# Task description
Render every line of the rows below as a JSON list of strings, one string per line, leaving out blank lines and the pictures.

Bounding box annotations
========================================
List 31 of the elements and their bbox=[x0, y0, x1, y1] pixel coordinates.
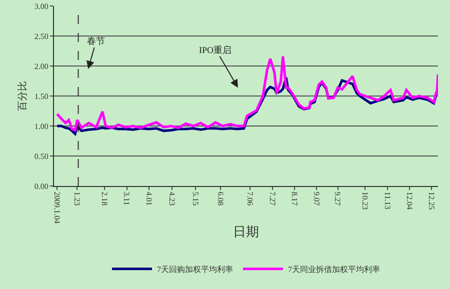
x-tick-label: 7.06 bbox=[246, 192, 255, 206]
y-tick-label: 0.00 bbox=[34, 182, 48, 191]
x-tick-label: 10.23 bbox=[360, 192, 370, 210]
x-tick-label: 3.11 bbox=[122, 192, 132, 206]
y-tick-label: 2.50 bbox=[34, 32, 48, 41]
x-tick-label: 1.23 bbox=[72, 192, 82, 206]
x-tick-label: 12.04 bbox=[404, 192, 414, 210]
x-tick-label: 8.17 bbox=[290, 192, 299, 206]
y-axis-title: 百分比 bbox=[16, 81, 28, 111]
x-tick-label: 2.18 bbox=[100, 192, 110, 206]
x-tick-label: 9.27 bbox=[333, 192, 342, 206]
x-tick-label: 2009.1.04 bbox=[52, 192, 62, 224]
x-tick-label: 11.13 bbox=[382, 192, 392, 210]
x-tick-label: 6.08 bbox=[216, 192, 226, 206]
x-tick-label: 4.23 bbox=[168, 192, 177, 206]
y-tick-label: 1.50 bbox=[34, 92, 48, 101]
y-tick-label: 0.50 bbox=[34, 152, 48, 161]
legend-label: 7天同业拆借加权平均利率 bbox=[288, 265, 380, 274]
y-tick-label: 2.00 bbox=[34, 62, 48, 71]
x-tick-label: 7.27 bbox=[268, 192, 277, 206]
legend-label: 7天回购加权平均利率 bbox=[157, 265, 233, 274]
x-tick-label: 12.25 bbox=[427, 192, 436, 210]
annotation: IPO重启 bbox=[199, 45, 232, 55]
annotation: 春节 bbox=[87, 36, 105, 46]
x-axis-title: 日期 bbox=[233, 224, 259, 240]
y-tick-label: 1.00 bbox=[34, 122, 48, 131]
x-tick-label: 4.01 bbox=[144, 192, 154, 206]
y-tick-label: 3.00 bbox=[34, 2, 48, 11]
line-series bbox=[56, 55, 438, 132]
x-tick-label: 5.15 bbox=[190, 192, 200, 206]
x-tick-label: 9.07 bbox=[312, 192, 322, 206]
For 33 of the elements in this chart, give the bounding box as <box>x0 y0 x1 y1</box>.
========================================
# Complete response
[
  "List 31 of the elements and their bbox=[x0, y0, x1, y1] pixel coordinates.",
  "x-tick-label: 7.06 bbox=[246, 192, 255, 206]",
  "y-tick-label: 0.00 bbox=[34, 182, 48, 191]",
  "x-tick-label: 10.23 bbox=[360, 192, 370, 210]",
  "x-tick-label: 3.11 bbox=[122, 192, 132, 206]",
  "y-tick-label: 2.50 bbox=[34, 32, 48, 41]",
  "x-tick-label: 1.23 bbox=[72, 192, 82, 206]",
  "x-tick-label: 12.04 bbox=[404, 192, 414, 210]",
  "x-tick-label: 8.17 bbox=[290, 192, 299, 206]",
  "y-axis-title: 百分比 bbox=[16, 81, 28, 111]",
  "x-tick-label: 2.18 bbox=[100, 192, 110, 206]",
  "x-tick-label: 9.27 bbox=[333, 192, 342, 206]",
  "x-tick-label: 2009.1.04 bbox=[52, 192, 62, 224]",
  "x-tick-label: 11.13 bbox=[382, 192, 392, 210]",
  "x-tick-label: 6.08 bbox=[216, 192, 226, 206]",
  "x-tick-label: 4.23 bbox=[168, 192, 177, 206]",
  "y-tick-label: 1.50 bbox=[34, 92, 48, 101]",
  "y-tick-label: 0.50 bbox=[34, 152, 48, 161]",
  "legend-label: 7天同业拆借加权平均利率 bbox=[288, 265, 380, 274]",
  "y-tick-label: 2.00 bbox=[34, 62, 48, 71]",
  "x-tick-label: 7.27 bbox=[268, 192, 277, 206]",
  "legend-label: 7天回购加权平均利率 bbox=[157, 265, 233, 274]",
  "x-tick-label: 12.25 bbox=[427, 192, 436, 210]",
  "annotation: IPO重启 bbox=[199, 45, 232, 55]",
  "annotation: 春节 bbox=[87, 36, 105, 46]",
  "x-axis-title: 日期 bbox=[233, 224, 259, 240]",
  "y-tick-label: 1.00 bbox=[34, 122, 48, 131]",
  "x-tick-label: 4.01 bbox=[144, 192, 154, 206]",
  "y-tick-label: 3.00 bbox=[34, 2, 48, 11]",
  "line-series bbox=[56, 55, 438, 132]",
  "x-tick-label: 5.15 bbox=[190, 192, 200, 206]",
  "x-tick-label: 9.07 bbox=[312, 192, 322, 206]",
  "For 33 of the elements in this chart, give the bounding box as <box>x0 y0 x1 y1</box>."
]